Tally the lines that include "warning". Output the number only.

*ENTRIES SHOWN:*
┌──
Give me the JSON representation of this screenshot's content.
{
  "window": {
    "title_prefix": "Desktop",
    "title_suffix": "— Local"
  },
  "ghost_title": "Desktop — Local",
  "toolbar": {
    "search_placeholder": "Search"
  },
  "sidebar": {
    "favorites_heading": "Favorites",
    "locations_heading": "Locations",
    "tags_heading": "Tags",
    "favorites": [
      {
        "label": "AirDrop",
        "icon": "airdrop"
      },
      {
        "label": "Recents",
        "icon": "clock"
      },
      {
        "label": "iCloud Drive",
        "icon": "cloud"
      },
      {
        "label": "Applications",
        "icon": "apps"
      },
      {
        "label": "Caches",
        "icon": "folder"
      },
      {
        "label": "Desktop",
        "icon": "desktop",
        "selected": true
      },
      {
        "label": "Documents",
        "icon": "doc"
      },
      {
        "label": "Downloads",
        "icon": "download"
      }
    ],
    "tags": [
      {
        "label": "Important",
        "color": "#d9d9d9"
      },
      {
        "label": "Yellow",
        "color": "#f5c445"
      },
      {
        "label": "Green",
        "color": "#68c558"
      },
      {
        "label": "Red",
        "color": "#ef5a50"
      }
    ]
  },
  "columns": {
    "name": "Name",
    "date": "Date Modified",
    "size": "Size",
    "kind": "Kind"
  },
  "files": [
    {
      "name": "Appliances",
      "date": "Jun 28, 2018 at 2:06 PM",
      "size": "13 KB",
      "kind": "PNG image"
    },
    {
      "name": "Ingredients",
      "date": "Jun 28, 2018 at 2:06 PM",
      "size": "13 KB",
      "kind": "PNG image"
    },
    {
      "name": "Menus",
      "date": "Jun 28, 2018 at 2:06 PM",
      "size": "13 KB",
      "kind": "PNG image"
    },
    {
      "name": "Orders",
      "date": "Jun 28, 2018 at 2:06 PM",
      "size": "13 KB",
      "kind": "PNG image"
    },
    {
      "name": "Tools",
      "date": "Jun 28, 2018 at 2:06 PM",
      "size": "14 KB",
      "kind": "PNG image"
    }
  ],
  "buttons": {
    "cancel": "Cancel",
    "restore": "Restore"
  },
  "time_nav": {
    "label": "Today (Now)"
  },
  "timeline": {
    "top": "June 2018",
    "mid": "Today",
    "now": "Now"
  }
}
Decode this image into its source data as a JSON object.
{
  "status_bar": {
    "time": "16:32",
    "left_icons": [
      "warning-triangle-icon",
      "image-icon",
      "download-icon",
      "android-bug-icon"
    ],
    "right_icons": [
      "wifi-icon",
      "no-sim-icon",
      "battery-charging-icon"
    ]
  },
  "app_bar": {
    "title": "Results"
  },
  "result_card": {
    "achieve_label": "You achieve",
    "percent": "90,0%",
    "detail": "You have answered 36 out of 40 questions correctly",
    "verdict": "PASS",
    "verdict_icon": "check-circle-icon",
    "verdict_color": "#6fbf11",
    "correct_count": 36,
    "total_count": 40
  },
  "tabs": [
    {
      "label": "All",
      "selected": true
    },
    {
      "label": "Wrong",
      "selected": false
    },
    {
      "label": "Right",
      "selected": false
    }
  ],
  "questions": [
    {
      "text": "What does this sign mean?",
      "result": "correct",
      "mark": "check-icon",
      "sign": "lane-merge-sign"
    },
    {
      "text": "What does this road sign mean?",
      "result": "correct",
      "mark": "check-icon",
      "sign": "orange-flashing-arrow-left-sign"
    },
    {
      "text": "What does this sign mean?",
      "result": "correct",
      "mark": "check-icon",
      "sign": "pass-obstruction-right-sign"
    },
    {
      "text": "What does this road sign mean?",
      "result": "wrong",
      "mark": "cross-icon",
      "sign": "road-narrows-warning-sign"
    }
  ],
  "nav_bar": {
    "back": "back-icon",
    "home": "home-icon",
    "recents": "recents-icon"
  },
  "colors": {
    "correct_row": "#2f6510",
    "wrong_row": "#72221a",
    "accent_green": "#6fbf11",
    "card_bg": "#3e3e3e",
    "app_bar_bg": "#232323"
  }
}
└──
*RESULT:* 2